## Source records:
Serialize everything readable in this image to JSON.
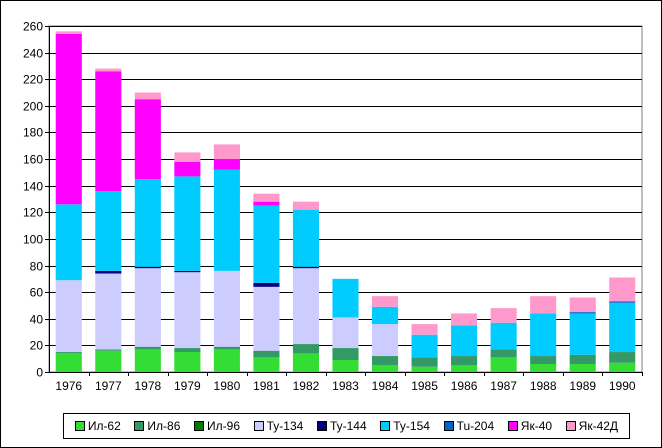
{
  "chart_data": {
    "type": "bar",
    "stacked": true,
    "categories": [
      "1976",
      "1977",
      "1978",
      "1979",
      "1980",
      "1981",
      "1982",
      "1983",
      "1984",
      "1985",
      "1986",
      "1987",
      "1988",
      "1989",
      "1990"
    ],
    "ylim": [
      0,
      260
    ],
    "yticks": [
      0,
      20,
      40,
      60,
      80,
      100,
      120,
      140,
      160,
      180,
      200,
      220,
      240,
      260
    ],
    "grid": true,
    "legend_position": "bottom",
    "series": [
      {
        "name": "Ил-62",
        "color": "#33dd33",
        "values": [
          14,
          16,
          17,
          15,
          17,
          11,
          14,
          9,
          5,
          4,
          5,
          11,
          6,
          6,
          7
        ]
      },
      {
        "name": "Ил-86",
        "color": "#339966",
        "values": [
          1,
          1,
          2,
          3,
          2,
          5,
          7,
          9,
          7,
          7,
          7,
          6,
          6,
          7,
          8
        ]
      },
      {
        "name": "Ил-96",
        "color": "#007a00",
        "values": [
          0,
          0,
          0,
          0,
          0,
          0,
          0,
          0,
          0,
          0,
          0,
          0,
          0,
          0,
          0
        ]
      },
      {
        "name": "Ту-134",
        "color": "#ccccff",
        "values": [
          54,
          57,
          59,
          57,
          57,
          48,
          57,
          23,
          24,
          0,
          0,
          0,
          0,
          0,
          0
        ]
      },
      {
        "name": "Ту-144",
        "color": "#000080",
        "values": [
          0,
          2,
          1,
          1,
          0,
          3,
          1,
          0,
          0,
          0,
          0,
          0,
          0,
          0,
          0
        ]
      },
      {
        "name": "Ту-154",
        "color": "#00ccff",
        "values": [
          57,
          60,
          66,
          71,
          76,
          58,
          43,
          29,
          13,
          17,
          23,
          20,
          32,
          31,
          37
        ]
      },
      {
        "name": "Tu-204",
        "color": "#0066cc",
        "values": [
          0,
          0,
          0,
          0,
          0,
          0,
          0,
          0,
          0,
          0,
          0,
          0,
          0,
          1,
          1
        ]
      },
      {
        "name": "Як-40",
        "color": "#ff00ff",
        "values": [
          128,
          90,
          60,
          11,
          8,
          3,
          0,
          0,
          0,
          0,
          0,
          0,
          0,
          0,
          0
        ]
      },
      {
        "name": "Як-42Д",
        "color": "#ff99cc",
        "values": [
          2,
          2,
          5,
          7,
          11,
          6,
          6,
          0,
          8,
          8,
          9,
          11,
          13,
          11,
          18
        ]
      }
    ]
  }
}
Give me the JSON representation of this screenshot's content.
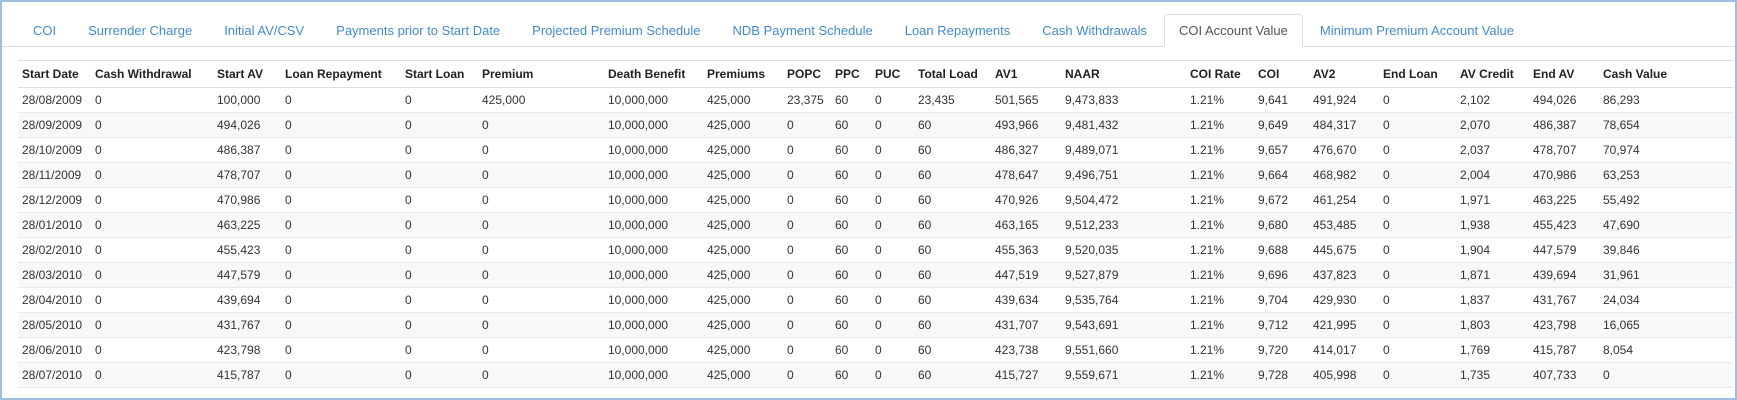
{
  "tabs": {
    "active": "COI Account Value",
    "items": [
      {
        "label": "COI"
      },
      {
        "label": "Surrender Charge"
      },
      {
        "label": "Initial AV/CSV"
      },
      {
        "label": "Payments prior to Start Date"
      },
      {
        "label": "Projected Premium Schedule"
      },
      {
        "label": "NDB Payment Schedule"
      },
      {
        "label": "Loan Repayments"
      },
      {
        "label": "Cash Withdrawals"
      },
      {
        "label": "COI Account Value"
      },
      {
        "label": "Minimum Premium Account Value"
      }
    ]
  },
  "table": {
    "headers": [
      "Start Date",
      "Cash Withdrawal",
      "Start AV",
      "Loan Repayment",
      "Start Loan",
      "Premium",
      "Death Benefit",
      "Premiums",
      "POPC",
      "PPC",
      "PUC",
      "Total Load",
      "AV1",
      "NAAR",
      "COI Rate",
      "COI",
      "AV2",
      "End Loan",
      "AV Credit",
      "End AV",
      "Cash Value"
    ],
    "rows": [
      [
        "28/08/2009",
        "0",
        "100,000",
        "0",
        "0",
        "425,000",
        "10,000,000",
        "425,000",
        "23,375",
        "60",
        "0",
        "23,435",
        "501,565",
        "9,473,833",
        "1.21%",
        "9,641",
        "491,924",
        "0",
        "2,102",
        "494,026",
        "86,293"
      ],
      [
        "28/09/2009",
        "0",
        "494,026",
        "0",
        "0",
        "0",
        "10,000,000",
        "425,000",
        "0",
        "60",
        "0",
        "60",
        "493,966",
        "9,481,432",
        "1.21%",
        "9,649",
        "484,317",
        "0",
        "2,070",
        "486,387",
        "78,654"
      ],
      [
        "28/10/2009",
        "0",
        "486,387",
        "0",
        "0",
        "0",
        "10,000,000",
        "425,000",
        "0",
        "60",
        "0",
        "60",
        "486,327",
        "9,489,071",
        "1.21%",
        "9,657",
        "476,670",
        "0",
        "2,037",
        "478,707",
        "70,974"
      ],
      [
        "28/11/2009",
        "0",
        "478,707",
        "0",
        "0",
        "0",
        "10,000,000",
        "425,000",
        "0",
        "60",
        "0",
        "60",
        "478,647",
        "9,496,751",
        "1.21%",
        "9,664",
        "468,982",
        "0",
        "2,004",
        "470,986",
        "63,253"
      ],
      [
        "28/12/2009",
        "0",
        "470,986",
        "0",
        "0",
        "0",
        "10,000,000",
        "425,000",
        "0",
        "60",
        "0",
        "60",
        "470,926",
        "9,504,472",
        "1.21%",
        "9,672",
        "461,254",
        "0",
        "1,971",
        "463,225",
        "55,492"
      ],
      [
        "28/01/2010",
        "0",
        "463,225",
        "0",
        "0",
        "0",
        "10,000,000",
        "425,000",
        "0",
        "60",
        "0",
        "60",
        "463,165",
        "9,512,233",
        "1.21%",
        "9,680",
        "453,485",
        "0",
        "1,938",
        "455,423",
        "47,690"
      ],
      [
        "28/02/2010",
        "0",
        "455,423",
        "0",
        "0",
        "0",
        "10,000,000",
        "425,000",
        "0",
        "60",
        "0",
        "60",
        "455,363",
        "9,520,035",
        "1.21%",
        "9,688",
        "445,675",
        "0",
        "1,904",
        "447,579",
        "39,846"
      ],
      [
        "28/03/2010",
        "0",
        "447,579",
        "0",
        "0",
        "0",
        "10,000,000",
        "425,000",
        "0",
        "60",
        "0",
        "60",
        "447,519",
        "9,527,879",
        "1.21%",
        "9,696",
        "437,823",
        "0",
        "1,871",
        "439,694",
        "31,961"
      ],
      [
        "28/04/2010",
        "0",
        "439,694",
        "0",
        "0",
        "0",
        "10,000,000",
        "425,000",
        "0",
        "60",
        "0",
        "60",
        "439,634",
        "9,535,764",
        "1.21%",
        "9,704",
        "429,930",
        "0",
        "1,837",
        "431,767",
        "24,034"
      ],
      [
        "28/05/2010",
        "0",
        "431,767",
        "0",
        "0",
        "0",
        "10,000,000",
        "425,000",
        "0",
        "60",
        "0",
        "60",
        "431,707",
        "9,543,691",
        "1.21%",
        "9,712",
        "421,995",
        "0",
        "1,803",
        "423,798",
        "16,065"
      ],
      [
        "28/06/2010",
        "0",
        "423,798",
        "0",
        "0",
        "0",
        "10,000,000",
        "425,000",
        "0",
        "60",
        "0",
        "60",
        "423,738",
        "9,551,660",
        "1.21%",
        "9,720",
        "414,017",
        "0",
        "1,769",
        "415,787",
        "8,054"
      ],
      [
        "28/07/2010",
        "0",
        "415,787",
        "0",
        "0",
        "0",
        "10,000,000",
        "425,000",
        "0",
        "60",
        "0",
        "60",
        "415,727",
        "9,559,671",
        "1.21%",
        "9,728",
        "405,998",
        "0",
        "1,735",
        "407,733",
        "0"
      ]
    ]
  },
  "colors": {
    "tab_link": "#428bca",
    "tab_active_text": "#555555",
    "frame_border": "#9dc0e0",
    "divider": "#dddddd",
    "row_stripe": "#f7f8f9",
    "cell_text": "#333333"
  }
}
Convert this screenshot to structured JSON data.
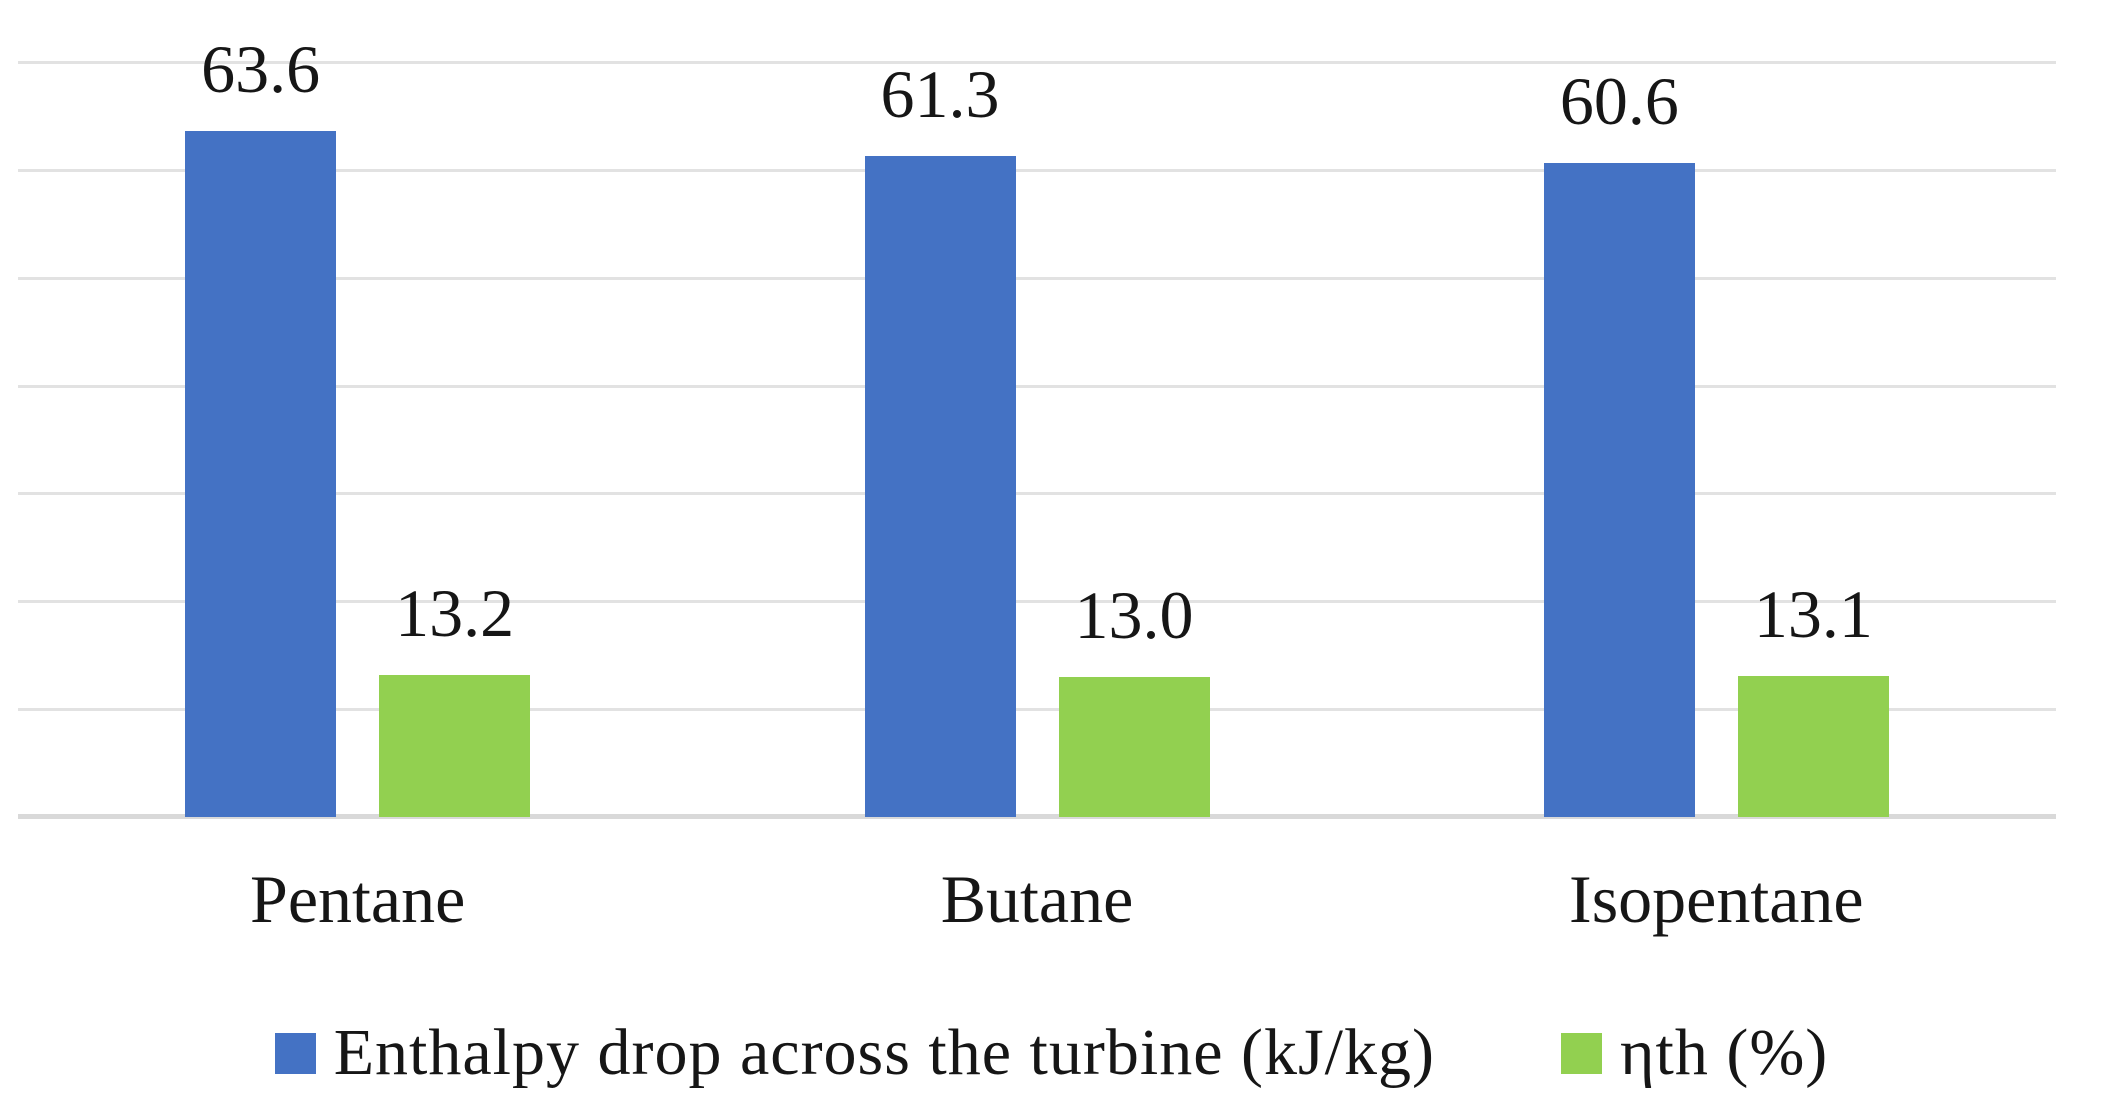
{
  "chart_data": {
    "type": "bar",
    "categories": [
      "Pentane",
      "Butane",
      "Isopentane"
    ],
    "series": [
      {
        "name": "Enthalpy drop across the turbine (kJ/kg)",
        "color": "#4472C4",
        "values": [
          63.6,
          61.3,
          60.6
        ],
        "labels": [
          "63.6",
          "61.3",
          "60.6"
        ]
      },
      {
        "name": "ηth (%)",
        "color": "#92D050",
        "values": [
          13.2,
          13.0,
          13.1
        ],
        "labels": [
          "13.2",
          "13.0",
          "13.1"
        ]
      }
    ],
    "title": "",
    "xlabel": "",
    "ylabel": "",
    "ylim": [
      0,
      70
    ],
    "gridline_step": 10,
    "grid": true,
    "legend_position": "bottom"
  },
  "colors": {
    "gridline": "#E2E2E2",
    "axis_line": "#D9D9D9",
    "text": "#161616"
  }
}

## What this task involves:
Reply with one number only: the count of lines in the entries that contain "Schedule".

## Response to this task:
2